== WHAT YOU SHOULD DO ==
From the listing that follows, extract every line and set it down unaltered.

'''

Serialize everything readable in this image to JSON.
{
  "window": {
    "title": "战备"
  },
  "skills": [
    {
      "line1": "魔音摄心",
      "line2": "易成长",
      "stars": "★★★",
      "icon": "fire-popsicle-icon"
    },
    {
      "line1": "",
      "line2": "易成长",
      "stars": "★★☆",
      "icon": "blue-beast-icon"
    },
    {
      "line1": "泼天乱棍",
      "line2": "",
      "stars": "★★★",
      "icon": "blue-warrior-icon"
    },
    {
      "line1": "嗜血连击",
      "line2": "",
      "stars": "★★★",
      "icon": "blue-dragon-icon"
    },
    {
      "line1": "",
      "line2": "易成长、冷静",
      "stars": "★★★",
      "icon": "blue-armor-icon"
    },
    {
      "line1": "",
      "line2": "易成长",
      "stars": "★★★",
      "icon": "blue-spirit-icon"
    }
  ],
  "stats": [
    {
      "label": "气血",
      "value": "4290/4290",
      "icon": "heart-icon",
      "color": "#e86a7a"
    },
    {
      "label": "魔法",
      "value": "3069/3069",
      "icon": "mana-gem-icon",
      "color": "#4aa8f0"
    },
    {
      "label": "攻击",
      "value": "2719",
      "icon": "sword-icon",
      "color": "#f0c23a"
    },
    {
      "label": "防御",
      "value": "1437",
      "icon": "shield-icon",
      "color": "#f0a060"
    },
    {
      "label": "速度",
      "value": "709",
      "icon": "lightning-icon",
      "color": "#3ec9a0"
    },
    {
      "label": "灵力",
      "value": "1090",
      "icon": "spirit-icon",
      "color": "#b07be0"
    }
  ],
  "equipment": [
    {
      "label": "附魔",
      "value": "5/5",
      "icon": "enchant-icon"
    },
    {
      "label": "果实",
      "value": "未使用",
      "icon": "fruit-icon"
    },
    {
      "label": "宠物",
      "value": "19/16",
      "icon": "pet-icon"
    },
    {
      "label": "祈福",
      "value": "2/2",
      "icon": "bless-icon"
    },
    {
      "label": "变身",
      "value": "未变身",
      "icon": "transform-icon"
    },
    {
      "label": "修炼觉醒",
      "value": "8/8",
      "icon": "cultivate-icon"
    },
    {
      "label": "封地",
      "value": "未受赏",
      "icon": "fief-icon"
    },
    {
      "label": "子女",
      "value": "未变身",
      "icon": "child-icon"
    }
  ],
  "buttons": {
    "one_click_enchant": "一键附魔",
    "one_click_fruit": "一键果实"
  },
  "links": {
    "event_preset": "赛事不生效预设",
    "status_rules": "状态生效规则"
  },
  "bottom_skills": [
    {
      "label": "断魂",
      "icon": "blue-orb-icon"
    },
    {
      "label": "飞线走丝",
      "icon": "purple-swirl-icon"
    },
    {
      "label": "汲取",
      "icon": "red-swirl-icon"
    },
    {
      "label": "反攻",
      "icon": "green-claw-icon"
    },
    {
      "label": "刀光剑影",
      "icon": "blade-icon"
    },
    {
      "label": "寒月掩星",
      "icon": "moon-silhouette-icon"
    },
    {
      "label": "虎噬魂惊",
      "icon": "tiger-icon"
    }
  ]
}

'''

== TASK RESPONSE ==
Serialize everything readable in this image to JSON.
{
  "window": {
    "title": "战备"
  },
  "skills": [
    {
      "line1": "魔音摄心",
      "line2": "易成长",
      "stars": "★★★",
      "icon": "fire-popsicle-icon"
    },
    {
      "line1": "",
      "line2": "易成长",
      "stars": "★★☆",
      "icon": "blue-beast-icon"
    },
    {
      "line1": "泼天乱棍",
      "line2": "",
      "stars": "★★★",
      "icon": "blue-warrior-icon"
    },
    {
      "line1": "嗜血连击",
      "line2": "",
      "stars": "★★★",
      "icon": "blue-dragon-icon"
    },
    {
      "line1": "",
      "line2": "易成长、冷静",
      "stars": "★★★",
      "icon": "blue-armor-icon"
    },
    {
      "line1": "",
      "line2": "易成长",
      "stars": "★★★",
      "icon": "blue-spirit-icon"
    }
  ],
  "stats": [
    {
      "label": "气血",
      "value": "4290/4290",
      "icon": "heart-icon",
      "color": "#e86a7a"
    },
    {
      "label": "魔法",
      "value": "3069/3069",
      "icon": "mana-gem-icon",
      "color": "#4aa8f0"
    },
    {
      "label": "攻击",
      "value": "2719",
      "icon": "sword-icon",
      "color": "#f0c23a"
    },
    {
      "label": "防御",
      "value": "1437",
      "icon": "shield-icon",
      "color": "#f0a060"
    },
    {
      "label": "速度",
      "value": "709",
      "icon": "lightning-icon",
      "color": "#3ec9a0"
    },
    {
      "label": "灵力",
      "value": "1090",
      "icon": "spirit-icon",
      "color": "#b07be0"
    }
  ],
  "equipment": [
    {
      "label": "附魔",
      "value": "5/5",
      "icon": "enchant-icon"
    },
    {
      "label": "果实",
      "value": "未使用",
      "icon": "fruit-icon"
    },
    {
      "label": "宠物",
      "value": "19/16",
      "icon": "pet-icon"
    },
    {
      "label": "祈福",
      "value": "2/2",
      "icon": "bless-icon"
    },
    {
      "label": "变身",
      "value": "未变身",
      "icon": "transform-icon"
    },
    {
      "label": "修炼觉醒",
      "value": "8/8",
      "icon": "cultivate-icon"
    },
    {
      "label": "封地",
      "value": "未受赏",
      "icon": "fief-icon"
    },
    {
      "label": "子女",
      "value": "未变身",
      "icon": "child-icon"
    }
  ],
  "buttons": {
    "one_click_enchant": "一键附魔",
    "one_click_fruit": "一键果实"
  },
  "links": {
    "event_preset": "赛事不生效预设",
    "status_rules": "状态生效规则"
  },
  "bottom_skills": [
    {
      "label": "断魂",
      "icon": "blue-orb-icon"
    },
    {
      "label": "飞线走丝",
      "icon": "purple-swirl-icon"
    },
    {
      "label": "汲取",
      "icon": "red-swirl-icon"
    },
    {
      "label": "反攻",
      "icon": "green-claw-icon"
    },
    {
      "label": "刀光剑影",
      "icon": "blade-icon"
    },
    {
      "label": "寒月掩星",
      "icon": "moon-silhouette-icon"
    },
    {
      "label": "虎噬魂惊",
      "icon": "tiger-icon"
    }
  ]
}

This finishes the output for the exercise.